Aim: Please pull out every line that includes the string "motor".

(A run of records)
— Start —

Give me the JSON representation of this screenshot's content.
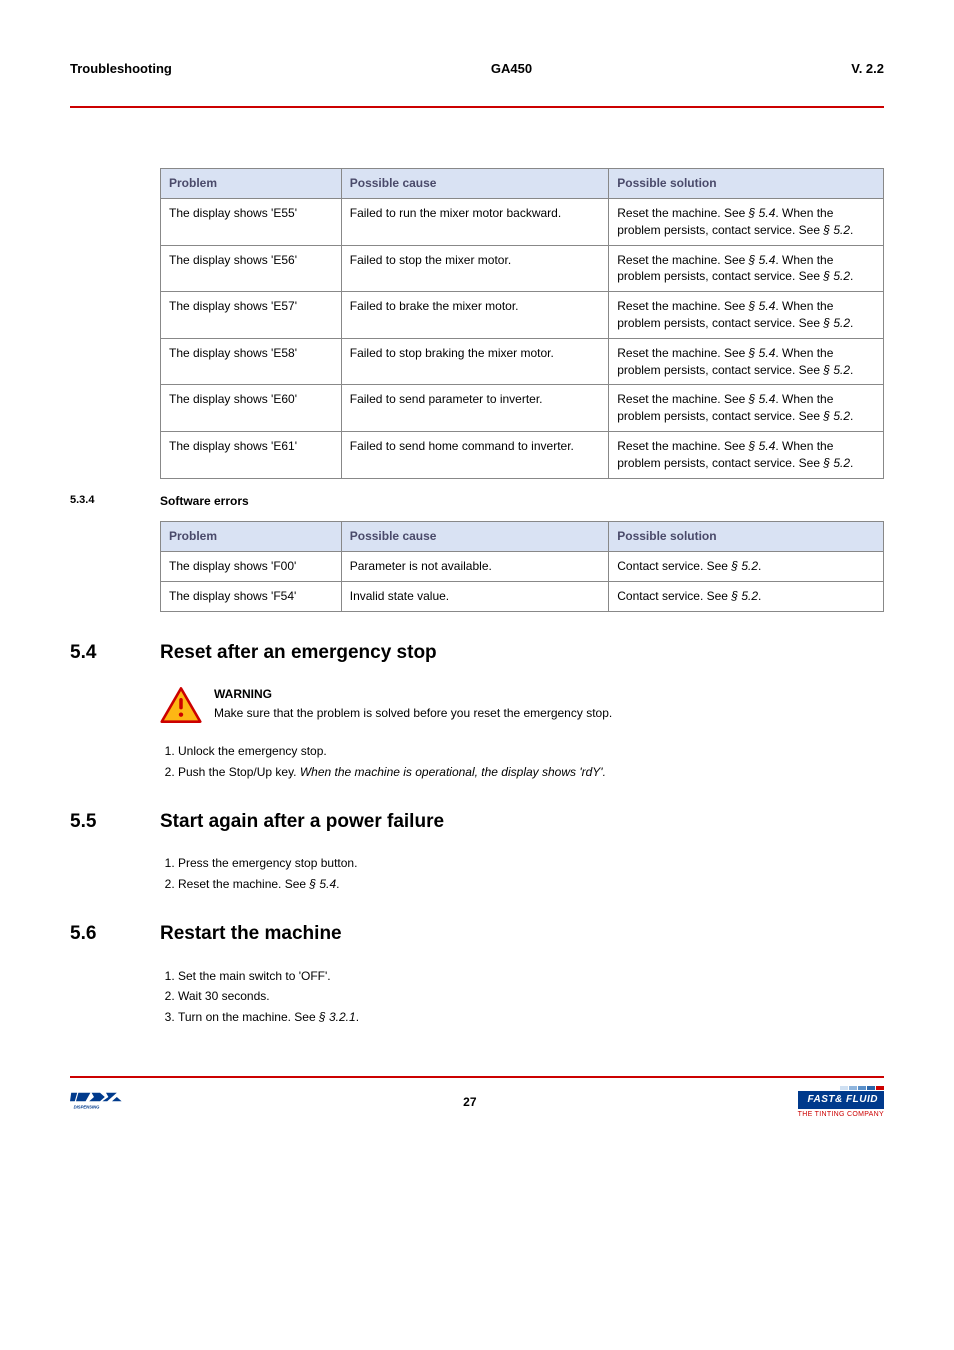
{
  "header": {
    "left": "Troubleshooting",
    "center": "GA450",
    "right": "V. 2.2"
  },
  "table1": {
    "headers": {
      "problem": "Problem",
      "cause": "Possible cause",
      "solution": "Possible solution"
    },
    "rows": [
      {
        "p": "The display shows 'E55'",
        "c": "Failed to run the mixer motor backward.",
        "s1": "Reset the machine. See ",
        "sref1": "§ 5.4",
        "s2": ". When the problem persists, contact service. See ",
        "sref2": "§ 5.2",
        "s3": "."
      },
      {
        "p": "The display shows 'E56'",
        "c": "Failed to stop the mixer motor.",
        "s1": "Reset the machine. See ",
        "sref1": "§ 5.4",
        "s2": ". When the problem persists, contact service. See ",
        "sref2": "§ 5.2",
        "s3": "."
      },
      {
        "p": "The display shows 'E57'",
        "c": "Failed to brake the mixer motor.",
        "s1": "Reset the machine. See ",
        "sref1": "§ 5.4",
        "s2": ". When the problem persists, contact service. See ",
        "sref2": "§ 5.2",
        "s3": "."
      },
      {
        "p": "The display shows 'E58'",
        "c": "Failed to stop braking the mixer motor.",
        "s1": "Reset the machine. See ",
        "sref1": "§ 5.4",
        "s2": ". When the problem persists, contact service. See ",
        "sref2": "§ 5.2",
        "s3": "."
      },
      {
        "p": "The display shows 'E60'",
        "c": "Failed to send parameter to inverter.",
        "s1": "Reset the machine. See ",
        "sref1": "§ 5.4",
        "s2": ". When the problem persists, contact service. See ",
        "sref2": "§ 5.2",
        "s3": "."
      },
      {
        "p": "The display shows 'E61'",
        "c": "Failed to send home command to inverter.",
        "s1": "Reset the machine. See ",
        "sref1": "§ 5.4",
        "s2": ". When the problem persists, contact service. See ",
        "sref2": "§ 5.2",
        "s3": "."
      }
    ]
  },
  "subsec534": {
    "num": "5.3.4",
    "title": "Software errors"
  },
  "table2": {
    "headers": {
      "problem": "Problem",
      "cause": "Possible cause",
      "solution": "Possible solution"
    },
    "rows": [
      {
        "p": "The display shows 'F00'",
        "c": "Parameter is not available.",
        "s1": "Contact service. See ",
        "sref": "§ 5.2",
        "s2": "."
      },
      {
        "p": "The display shows 'F54'",
        "c": "Invalid state value.",
        "s1": "Contact service. See ",
        "sref": "§ 5.2",
        "s2": "."
      }
    ]
  },
  "sec54": {
    "num": "5.4",
    "title": "Reset after an emergency stop"
  },
  "warning": {
    "label": "WARNING",
    "text": "Make sure that the problem is solved before you reset the emergency stop."
  },
  "steps54": {
    "s1": "Unlock the emergency stop.",
    "s2a": "Push the Stop/Up key. ",
    "s2b": "When the machine is operational, the display shows 'rdY'."
  },
  "sec55": {
    "num": "5.5",
    "title": "Start again after a power failure"
  },
  "steps55": {
    "s1": "Press the emergency stop button.",
    "s2a": "Reset the machine. See ",
    "s2ref": "§ 5.4",
    "s2b": "."
  },
  "sec56": {
    "num": "5.6",
    "title": "Restart the machine"
  },
  "steps56": {
    "s1": "Set the main switch to 'OFF'.",
    "s2": "Wait 30 seconds.",
    "s3a": "Turn on the machine. See ",
    "s3ref": "§ 3.2.1",
    "s3b": "."
  },
  "footer": {
    "page": "27",
    "idex_sub": "DISPENSING",
    "ff_brand": "FAST& FLUID",
    "ff_tag": "THE TINTING COMPANY"
  },
  "colors": {
    "red": "#c00",
    "header_bg": "#d9e2f3",
    "border": "#888",
    "blue": "#003a8c"
  }
}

— End —

Exercise result:
        "c": "Failed to run the mixer motor backward.",
        "c": "Failed to stop the mixer motor.",
        "c": "Failed to brake the mixer motor.",
        "c": "Failed to stop braking the mixer motor.",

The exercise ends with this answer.